# [REQUEST]
Quote every one of the entries below word for word, line by line, without changing anything.
>>>>
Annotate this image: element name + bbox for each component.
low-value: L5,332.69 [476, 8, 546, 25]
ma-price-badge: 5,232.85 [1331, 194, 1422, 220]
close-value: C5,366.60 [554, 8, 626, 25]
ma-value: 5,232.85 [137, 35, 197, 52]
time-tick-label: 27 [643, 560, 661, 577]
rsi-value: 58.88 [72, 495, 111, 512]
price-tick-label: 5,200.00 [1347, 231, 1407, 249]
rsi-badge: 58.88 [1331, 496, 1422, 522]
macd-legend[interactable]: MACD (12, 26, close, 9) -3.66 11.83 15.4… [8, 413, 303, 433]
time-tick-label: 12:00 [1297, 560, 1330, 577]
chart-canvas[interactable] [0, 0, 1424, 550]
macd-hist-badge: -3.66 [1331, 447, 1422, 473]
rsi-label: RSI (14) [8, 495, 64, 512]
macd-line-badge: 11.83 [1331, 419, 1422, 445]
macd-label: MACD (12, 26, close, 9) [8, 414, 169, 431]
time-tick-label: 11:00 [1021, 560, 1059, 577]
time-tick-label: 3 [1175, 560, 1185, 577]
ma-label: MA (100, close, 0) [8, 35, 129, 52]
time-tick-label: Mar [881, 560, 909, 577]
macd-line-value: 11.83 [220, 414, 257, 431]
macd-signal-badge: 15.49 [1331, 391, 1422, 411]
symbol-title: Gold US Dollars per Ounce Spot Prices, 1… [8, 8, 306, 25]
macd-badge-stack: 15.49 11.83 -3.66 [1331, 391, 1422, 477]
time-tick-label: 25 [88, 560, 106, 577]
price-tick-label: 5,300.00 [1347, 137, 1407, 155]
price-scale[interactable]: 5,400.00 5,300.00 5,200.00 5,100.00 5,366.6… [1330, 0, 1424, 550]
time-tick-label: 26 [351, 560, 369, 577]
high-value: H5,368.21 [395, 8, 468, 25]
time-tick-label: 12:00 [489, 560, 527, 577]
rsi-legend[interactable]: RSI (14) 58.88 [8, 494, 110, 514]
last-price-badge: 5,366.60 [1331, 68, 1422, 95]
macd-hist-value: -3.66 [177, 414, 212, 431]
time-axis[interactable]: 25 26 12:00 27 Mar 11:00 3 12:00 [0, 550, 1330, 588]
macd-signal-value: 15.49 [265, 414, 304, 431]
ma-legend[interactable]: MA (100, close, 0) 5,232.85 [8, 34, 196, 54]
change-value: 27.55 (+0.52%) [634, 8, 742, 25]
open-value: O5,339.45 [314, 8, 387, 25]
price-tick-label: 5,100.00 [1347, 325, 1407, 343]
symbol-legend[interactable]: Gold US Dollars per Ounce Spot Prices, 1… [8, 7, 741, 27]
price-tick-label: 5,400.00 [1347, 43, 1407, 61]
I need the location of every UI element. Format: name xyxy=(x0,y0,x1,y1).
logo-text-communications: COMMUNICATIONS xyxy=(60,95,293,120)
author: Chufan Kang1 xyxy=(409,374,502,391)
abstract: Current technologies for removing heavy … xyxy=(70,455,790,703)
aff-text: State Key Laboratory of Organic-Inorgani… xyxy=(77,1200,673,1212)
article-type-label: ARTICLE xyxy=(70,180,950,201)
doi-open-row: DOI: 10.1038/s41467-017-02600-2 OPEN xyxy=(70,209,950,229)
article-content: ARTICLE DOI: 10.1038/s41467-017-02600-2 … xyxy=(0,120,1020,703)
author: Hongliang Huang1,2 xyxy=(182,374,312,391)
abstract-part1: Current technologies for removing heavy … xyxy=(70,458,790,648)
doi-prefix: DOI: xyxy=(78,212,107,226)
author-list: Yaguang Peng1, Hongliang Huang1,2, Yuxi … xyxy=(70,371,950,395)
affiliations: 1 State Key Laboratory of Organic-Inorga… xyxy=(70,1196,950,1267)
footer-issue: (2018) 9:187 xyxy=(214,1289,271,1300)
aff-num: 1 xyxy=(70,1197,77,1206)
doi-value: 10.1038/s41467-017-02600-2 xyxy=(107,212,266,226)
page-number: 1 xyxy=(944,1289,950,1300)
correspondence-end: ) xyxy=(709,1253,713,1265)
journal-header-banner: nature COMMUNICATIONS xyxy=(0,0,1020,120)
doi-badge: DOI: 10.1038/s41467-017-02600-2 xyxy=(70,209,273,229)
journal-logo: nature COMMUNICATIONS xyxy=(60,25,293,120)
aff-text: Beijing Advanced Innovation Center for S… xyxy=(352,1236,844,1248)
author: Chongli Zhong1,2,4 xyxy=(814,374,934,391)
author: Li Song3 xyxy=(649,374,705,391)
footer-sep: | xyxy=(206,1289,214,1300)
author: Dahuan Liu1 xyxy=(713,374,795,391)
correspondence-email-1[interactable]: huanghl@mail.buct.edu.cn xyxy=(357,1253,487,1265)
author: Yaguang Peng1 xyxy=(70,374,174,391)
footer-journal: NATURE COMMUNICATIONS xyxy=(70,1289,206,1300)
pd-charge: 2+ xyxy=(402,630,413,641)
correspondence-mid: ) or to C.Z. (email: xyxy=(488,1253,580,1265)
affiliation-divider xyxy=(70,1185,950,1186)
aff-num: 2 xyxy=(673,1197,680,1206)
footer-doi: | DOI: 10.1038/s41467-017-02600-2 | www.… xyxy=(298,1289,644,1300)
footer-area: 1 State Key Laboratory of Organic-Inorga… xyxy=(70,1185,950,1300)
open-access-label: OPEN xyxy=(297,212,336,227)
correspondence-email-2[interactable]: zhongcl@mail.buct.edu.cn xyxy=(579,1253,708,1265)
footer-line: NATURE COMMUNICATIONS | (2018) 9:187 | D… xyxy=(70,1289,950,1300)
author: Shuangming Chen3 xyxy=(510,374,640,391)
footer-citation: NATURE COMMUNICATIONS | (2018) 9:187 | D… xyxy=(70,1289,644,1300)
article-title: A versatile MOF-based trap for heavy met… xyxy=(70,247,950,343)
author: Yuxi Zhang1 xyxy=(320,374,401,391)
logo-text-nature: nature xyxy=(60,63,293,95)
<<<<
# [TASK ANSWER]
Annotate this image: element name + bbox for each component.
low-value: L5,332.69 [476, 8, 546, 25]
ma-price-badge: 5,232.85 [1331, 194, 1422, 220]
close-value: C5,366.60 [554, 8, 626, 25]
ma-value: 5,232.85 [137, 35, 197, 52]
time-tick-label: 27 [643, 560, 661, 577]
rsi-value: 58.88 [72, 495, 111, 512]
price-tick-label: 5,200.00 [1347, 231, 1407, 249]
rsi-badge: 58.88 [1331, 496, 1422, 522]
macd-legend[interactable]: MACD (12, 26, close, 9) -3.66 11.83 15.4… [8, 413, 303, 433]
time-tick-label: 12:00 [1297, 560, 1330, 577]
chart-canvas[interactable] [0, 0, 1424, 550]
macd-hist-badge: -3.66 [1331, 447, 1422, 473]
rsi-label: RSI (14) [8, 495, 64, 512]
macd-line-badge: 11.83 [1331, 419, 1422, 445]
macd-label: MACD (12, 26, close, 9) [8, 414, 169, 431]
time-tick-label: 11:00 [1021, 560, 1059, 577]
time-tick-label: 3 [1175, 560, 1185, 577]
ma-label: MA (100, close, 0) [8, 35, 129, 52]
time-tick-label: Mar [881, 560, 909, 577]
macd-line-value: 11.83 [220, 414, 257, 431]
macd-signal-badge: 15.49 [1331, 391, 1422, 411]
symbol-title: Gold US Dollars per Ounce Spot Prices, 1… [8, 8, 306, 25]
macd-badge-stack: 15.49 11.83 -3.66 [1331, 391, 1422, 477]
time-tick-label: 25 [88, 560, 106, 577]
price-tick-label: 5,300.00 [1347, 137, 1407, 155]
price-scale[interactable]: 5,400.00 5,300.00 5,200.00 5,100.00 5,366.6… [1330, 0, 1424, 550]
time-tick-label: 26 [351, 560, 369, 577]
high-value: H5,368.21 [395, 8, 468, 25]
time-tick-label: 12:00 [489, 560, 527, 577]
rsi-legend[interactable]: RSI (14) 58.88 [8, 494, 110, 514]
last-price-badge: 5,366.60 [1331, 68, 1422, 95]
macd-hist-value: -3.66 [177, 414, 212, 431]
time-axis[interactable]: 25 26 12:00 27 Mar 11:00 3 12:00 [0, 550, 1330, 588]
macd-signal-value: 15.49 [265, 414, 304, 431]
ma-legend[interactable]: MA (100, close, 0) 5,232.85 [8, 34, 196, 54]
change-value: 27.55 (+0.52%) [634, 8, 742, 25]
open-value: O5,339.45 [314, 8, 387, 25]
price-tick-label: 5,100.00 [1347, 325, 1407, 343]
symbol-legend[interactable]: Gold US Dollars per Ounce Spot Prices, 1… [8, 7, 741, 27]
price-tick-label: 5,400.00 [1347, 43, 1407, 61]
I need the location of every UI element. Format: name xyxy=(x0,y0,x1,y1).
logo-text-communications: COMMUNICATIONS xyxy=(60,95,293,120)
author: Chufan Kang1 xyxy=(409,374,502,391)
abstract: Current technologies for removing heavy … xyxy=(70,455,790,703)
aff-text: State Key Laboratory of Organic-Inorgani… xyxy=(77,1200,673,1212)
article-type-label: ARTICLE xyxy=(70,180,950,201)
doi-open-row: DOI: 10.1038/s41467-017-02600-2 OPEN xyxy=(70,209,950,229)
article-content: ARTICLE DOI: 10.1038/s41467-017-02600-2 … xyxy=(0,120,1020,703)
author: Hongliang Huang1,2 xyxy=(182,374,312,391)
abstract-part1: Current technologies for removing heavy … xyxy=(70,458,790,648)
doi-prefix: DOI: xyxy=(78,212,107,226)
author-list: Yaguang Peng1, Hongliang Huang1,2, Yuxi … xyxy=(70,371,950,395)
affiliations: 1 State Key Laboratory of Organic-Inorga… xyxy=(70,1196,950,1267)
footer-issue: (2018) 9:187 xyxy=(214,1289,271,1300)
aff-num: 1 xyxy=(70,1197,77,1206)
doi-value: 10.1038/s41467-017-02600-2 xyxy=(107,212,266,226)
page-number: 1 xyxy=(944,1289,950,1300)
correspondence-end: ) xyxy=(709,1253,713,1265)
journal-header-banner: nature COMMUNICATIONS xyxy=(0,0,1020,120)
doi-badge: DOI: 10.1038/s41467-017-02600-2 xyxy=(70,209,273,229)
journal-logo: nature COMMUNICATIONS xyxy=(60,25,293,120)
aff-text: Beijing Advanced Innovation Center for S… xyxy=(352,1236,844,1248)
author: Chongli Zhong1,2,4 xyxy=(814,374,934,391)
author: Li Song3 xyxy=(649,374,705,391)
footer-sep: | xyxy=(206,1289,214,1300)
author: Dahuan Liu1 xyxy=(713,374,795,391)
correspondence-email-1[interactable]: huanghl@mail.buct.edu.cn xyxy=(357,1253,487,1265)
author: Yaguang Peng1 xyxy=(70,374,174,391)
footer-journal: NATURE COMMUNICATIONS xyxy=(70,1289,206,1300)
pd-charge: 2+ xyxy=(402,630,413,641)
correspondence-mid: ) or to C.Z. (email: xyxy=(488,1253,580,1265)
affiliation-divider xyxy=(70,1185,950,1186)
aff-num: 2 xyxy=(673,1197,680,1206)
footer-doi: | DOI: 10.1038/s41467-017-02600-2 | www.… xyxy=(298,1289,644,1300)
footer-area: 1 State Key Laboratory of Organic-Inorga… xyxy=(70,1185,950,1300)
open-access-label: OPEN xyxy=(297,212,336,227)
correspondence-email-2[interactable]: zhongcl@mail.buct.edu.cn xyxy=(579,1253,708,1265)
footer-line: NATURE COMMUNICATIONS | (2018) 9:187 | D… xyxy=(70,1289,950,1300)
author: Shuangming Chen3 xyxy=(510,374,640,391)
footer-citation: NATURE COMMUNICATIONS | (2018) 9:187 | D… xyxy=(70,1289,644,1300)
article-title: A versatile MOF-based trap for heavy met… xyxy=(70,247,950,343)
author: Yuxi Zhang1 xyxy=(320,374,401,391)
logo-text-nature: nature xyxy=(60,63,293,95)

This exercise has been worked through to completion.